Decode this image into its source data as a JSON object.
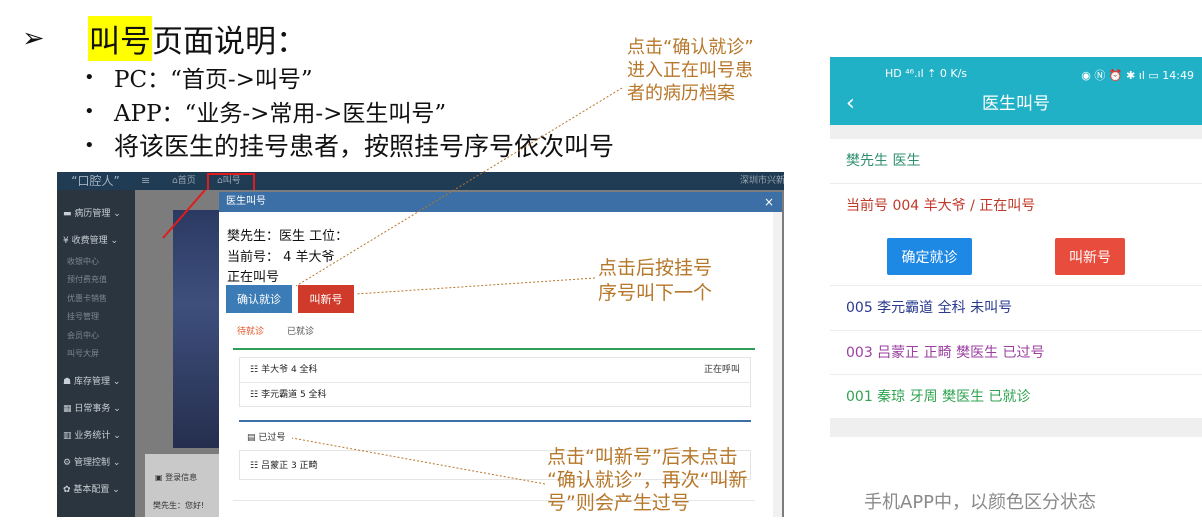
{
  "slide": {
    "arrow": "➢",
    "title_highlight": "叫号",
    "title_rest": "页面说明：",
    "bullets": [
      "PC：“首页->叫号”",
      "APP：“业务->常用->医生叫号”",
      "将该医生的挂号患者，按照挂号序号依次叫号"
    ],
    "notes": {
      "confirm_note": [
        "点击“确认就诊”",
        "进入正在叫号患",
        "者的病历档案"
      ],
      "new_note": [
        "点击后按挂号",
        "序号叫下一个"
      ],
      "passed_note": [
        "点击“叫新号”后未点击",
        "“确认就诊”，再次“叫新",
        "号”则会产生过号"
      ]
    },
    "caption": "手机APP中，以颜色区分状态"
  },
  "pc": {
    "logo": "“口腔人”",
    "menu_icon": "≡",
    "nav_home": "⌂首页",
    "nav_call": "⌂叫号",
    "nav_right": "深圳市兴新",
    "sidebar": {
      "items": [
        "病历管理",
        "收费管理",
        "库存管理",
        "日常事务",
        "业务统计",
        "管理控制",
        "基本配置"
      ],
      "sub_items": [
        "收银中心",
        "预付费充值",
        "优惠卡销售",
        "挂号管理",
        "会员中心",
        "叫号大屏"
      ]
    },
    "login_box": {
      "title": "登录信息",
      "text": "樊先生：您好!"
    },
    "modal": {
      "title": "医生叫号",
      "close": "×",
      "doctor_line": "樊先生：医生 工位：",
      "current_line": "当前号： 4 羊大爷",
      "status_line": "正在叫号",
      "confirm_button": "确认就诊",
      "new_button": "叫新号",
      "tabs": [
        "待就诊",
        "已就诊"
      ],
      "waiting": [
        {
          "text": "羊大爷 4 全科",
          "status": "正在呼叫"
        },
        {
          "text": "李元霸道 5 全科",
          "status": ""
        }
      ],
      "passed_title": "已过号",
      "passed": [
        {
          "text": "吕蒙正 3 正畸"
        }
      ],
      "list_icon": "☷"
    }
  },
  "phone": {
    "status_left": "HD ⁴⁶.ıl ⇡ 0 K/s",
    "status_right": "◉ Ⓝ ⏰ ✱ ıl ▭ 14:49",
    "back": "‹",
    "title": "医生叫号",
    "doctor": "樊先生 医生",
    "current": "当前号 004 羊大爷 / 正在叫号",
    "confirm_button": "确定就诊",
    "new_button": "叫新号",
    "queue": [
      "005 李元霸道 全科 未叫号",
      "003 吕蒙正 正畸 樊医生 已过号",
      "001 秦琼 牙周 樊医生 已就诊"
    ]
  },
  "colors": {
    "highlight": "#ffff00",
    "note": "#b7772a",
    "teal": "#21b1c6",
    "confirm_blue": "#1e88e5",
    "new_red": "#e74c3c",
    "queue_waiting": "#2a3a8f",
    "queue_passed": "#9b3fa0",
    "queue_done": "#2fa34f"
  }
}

═══

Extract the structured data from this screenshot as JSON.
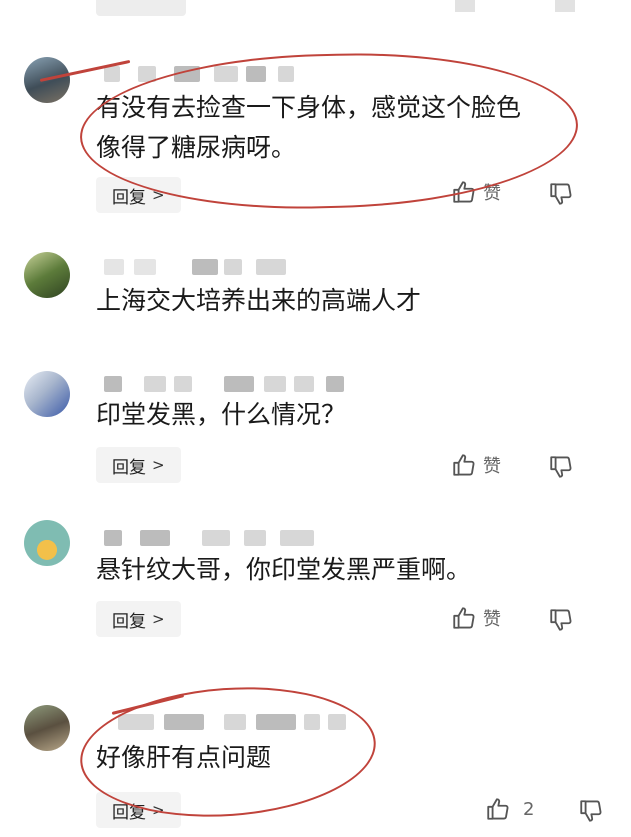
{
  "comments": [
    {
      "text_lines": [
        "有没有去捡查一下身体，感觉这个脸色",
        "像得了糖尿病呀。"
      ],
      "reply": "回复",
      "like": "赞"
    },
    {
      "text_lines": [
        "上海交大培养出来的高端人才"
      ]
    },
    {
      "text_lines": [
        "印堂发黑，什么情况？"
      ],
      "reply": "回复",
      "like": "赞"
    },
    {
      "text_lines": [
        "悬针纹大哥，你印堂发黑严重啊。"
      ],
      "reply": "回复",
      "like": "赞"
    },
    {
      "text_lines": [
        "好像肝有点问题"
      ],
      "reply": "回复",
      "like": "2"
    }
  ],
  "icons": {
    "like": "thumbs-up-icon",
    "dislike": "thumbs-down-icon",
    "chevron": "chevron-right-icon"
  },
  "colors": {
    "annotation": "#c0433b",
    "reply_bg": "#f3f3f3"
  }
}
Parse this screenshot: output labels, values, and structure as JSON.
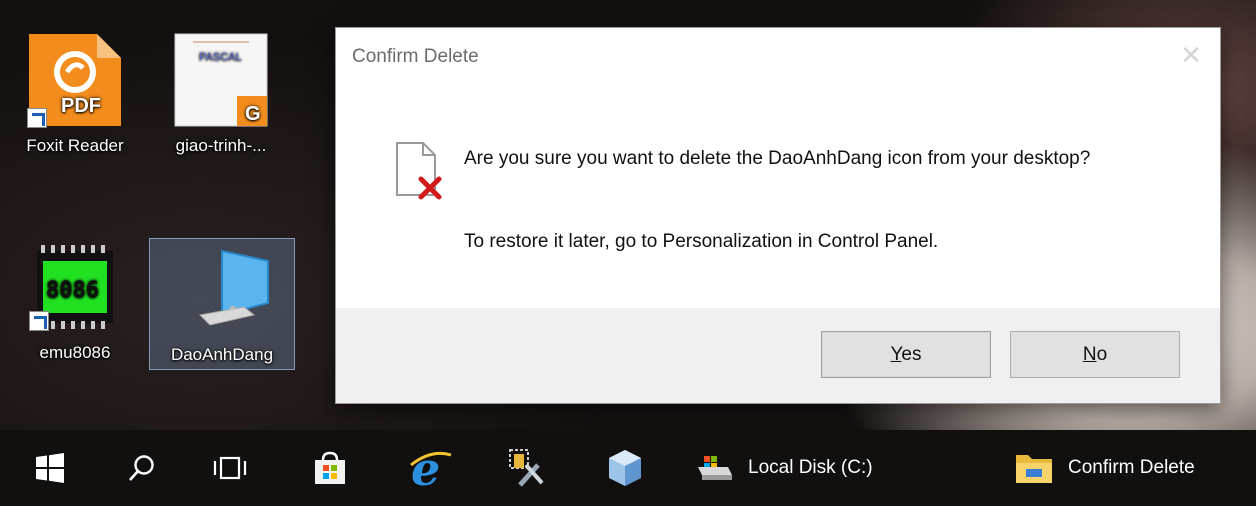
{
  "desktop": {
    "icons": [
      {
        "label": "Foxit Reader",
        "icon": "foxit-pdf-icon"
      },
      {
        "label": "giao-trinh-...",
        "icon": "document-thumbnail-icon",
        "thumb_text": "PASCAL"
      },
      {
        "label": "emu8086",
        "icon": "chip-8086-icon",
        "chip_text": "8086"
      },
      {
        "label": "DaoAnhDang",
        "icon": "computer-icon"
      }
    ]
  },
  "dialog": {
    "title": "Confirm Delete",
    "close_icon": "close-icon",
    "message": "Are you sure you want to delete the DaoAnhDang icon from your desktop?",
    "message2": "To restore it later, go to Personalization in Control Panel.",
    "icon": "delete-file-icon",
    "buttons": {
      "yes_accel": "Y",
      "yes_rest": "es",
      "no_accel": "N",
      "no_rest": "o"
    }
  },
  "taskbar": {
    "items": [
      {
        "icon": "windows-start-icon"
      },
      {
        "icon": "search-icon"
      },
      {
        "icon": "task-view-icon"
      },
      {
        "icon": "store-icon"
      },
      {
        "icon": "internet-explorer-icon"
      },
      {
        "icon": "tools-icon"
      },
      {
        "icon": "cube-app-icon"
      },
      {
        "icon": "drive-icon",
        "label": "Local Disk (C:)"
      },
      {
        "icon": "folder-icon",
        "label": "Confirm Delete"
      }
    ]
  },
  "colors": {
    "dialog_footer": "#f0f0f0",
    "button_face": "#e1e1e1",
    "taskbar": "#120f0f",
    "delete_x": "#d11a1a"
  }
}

═══

● To be done: Find all lines holding the string "thumbs" and copy them.

● Solution for this problem:
    "like": "thumbs-up-icon",
    "dislike": "thumbs-down-icon",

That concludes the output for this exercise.